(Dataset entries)
-------
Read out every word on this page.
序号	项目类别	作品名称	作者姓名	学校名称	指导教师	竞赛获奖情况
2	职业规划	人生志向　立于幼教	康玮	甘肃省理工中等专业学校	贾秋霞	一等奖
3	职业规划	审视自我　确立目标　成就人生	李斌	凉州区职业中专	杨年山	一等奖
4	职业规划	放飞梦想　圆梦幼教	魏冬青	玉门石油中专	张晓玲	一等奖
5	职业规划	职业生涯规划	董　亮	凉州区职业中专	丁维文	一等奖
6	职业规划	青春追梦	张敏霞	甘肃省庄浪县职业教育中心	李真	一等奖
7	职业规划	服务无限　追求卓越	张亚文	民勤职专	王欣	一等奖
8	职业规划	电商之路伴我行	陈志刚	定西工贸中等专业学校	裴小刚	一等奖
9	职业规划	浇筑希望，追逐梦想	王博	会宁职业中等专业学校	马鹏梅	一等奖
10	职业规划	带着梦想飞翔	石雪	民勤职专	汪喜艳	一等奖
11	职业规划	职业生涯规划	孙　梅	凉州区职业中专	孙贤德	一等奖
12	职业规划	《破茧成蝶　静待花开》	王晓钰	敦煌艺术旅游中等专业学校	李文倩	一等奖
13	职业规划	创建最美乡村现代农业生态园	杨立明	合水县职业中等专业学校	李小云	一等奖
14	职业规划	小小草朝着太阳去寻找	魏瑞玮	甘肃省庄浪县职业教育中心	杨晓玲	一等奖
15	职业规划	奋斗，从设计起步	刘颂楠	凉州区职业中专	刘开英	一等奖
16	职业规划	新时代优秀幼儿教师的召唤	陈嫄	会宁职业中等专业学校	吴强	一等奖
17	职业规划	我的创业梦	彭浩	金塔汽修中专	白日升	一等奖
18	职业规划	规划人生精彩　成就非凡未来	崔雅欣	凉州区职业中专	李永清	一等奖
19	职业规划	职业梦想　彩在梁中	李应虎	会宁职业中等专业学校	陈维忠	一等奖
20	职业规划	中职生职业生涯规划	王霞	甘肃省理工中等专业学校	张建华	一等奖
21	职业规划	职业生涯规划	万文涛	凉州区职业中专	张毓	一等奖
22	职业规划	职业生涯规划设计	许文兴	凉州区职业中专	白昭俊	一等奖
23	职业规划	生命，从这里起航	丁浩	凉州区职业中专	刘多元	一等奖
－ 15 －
-------
Directions for this task |
Take every line above carrying "凉州区职业中专" and return it.

Task answer |
3	职业规划	审视自我　确立目标　成就人生	李斌	凉州区职业中专	杨年山	一等奖
5	职业规划	职业生涯规划	董　亮	凉州区职业中专	丁维文	一等奖
11	职业规划	职业生涯规划	孙　梅	凉州区职业中专	孙贤德	一等奖
15	职业规划	奋斗，从设计起步	刘颂楠	凉州区职业中专	刘开英	一等奖
18	职业规划	规划人生精彩　成就非凡未来	崔雅欣	凉州区职业中专	李永清	一等奖
21	职业规划	职业生涯规划	万文涛	凉州区职业中专	张毓	一等奖
22	职业规划	职业生涯规划设计	许文兴	凉州区职业中专	白昭俊	一等奖
23	职业规划	生命，从这里起航	丁浩	凉州区职业中专	刘多元	一等奖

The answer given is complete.